Written instruction –
Give every line of the data again, unchanged, but with no pictures.

Extracted data –
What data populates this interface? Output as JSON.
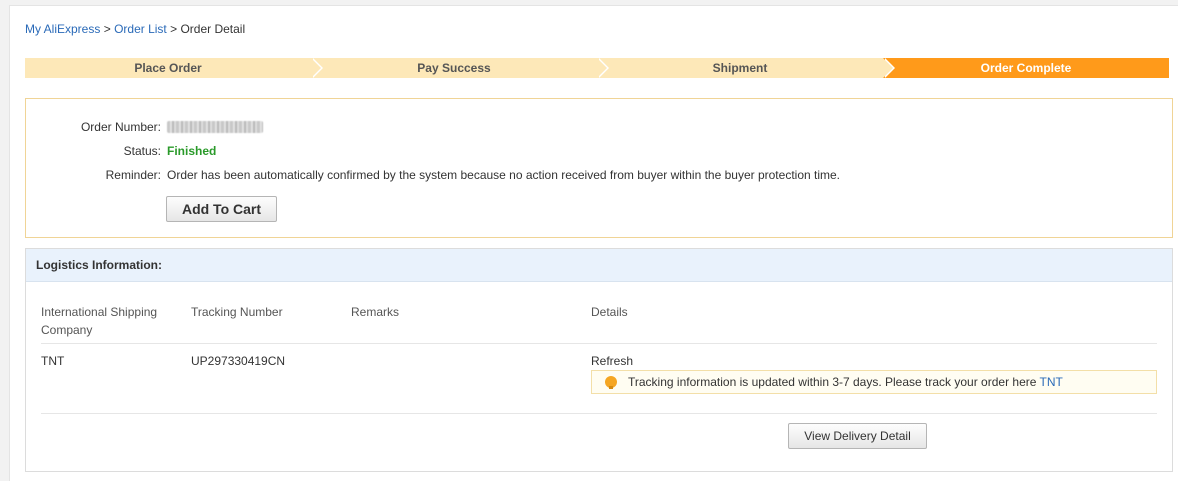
{
  "breadcrumb": {
    "items": [
      {
        "label": "My AliExpress"
      },
      {
        "label": "Order List"
      },
      {
        "label": "Order Detail"
      }
    ],
    "separator": ">"
  },
  "steps": [
    {
      "label": "Place Order",
      "active": false
    },
    {
      "label": "Pay Success",
      "active": false
    },
    {
      "label": "Shipment",
      "active": false
    },
    {
      "label": "Order Complete",
      "active": true
    }
  ],
  "order": {
    "number_label": "Order Number:",
    "status_label": "Status:",
    "status_value": "Finished",
    "reminder_label": "Reminder:",
    "reminder_value": "Order has been automatically confirmed by the system because no action received from buyer within the buyer protection time.",
    "add_to_cart_label": "Add To Cart"
  },
  "logistics": {
    "title": "Logistics Information:",
    "columns": {
      "company_line1": "International Shipping",
      "company_line2": "Company",
      "tracking": "Tracking Number",
      "remarks": "Remarks",
      "details": "Details"
    },
    "row": {
      "company": "TNT",
      "tracking_number": "UP297330419CN",
      "remarks": "",
      "refresh_label": "Refresh"
    },
    "tip_text": "Tracking information is updated within 3-7 days. Please track your order here",
    "tip_link": "TNT",
    "view_delivery_label": "View Delivery Detail"
  },
  "colors": {
    "accent": "#ff9a1a",
    "step_inactive": "#fde8b8",
    "link": "#2a6ab8",
    "status_finished": "#2a9a2a"
  },
  "icons": [
    "lightbulb-icon"
  ]
}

Response –
What data populates this interface? Output as JSON.
{
  "breadcrumb": {
    "items": [
      {
        "label": "My AliExpress"
      },
      {
        "label": "Order List"
      },
      {
        "label": "Order Detail"
      }
    ],
    "separator": ">"
  },
  "steps": [
    {
      "label": "Place Order",
      "active": false
    },
    {
      "label": "Pay Success",
      "active": false
    },
    {
      "label": "Shipment",
      "active": false
    },
    {
      "label": "Order Complete",
      "active": true
    }
  ],
  "order": {
    "number_label": "Order Number:",
    "status_label": "Status:",
    "status_value": "Finished",
    "reminder_label": "Reminder:",
    "reminder_value": "Order has been automatically confirmed by the system because no action received from buyer within the buyer protection time.",
    "add_to_cart_label": "Add To Cart"
  },
  "logistics": {
    "title": "Logistics Information:",
    "columns": {
      "company_line1": "International Shipping",
      "company_line2": "Company",
      "tracking": "Tracking Number",
      "remarks": "Remarks",
      "details": "Details"
    },
    "row": {
      "company": "TNT",
      "tracking_number": "UP297330419CN",
      "remarks": "",
      "refresh_label": "Refresh"
    },
    "tip_text": "Tracking information is updated within 3-7 days. Please track your order here",
    "tip_link": "TNT",
    "view_delivery_label": "View Delivery Detail"
  },
  "colors": {
    "accent": "#ff9a1a",
    "step_inactive": "#fde8b8",
    "link": "#2a6ab8",
    "status_finished": "#2a9a2a"
  },
  "icons": [
    "lightbulb-icon"
  ]
}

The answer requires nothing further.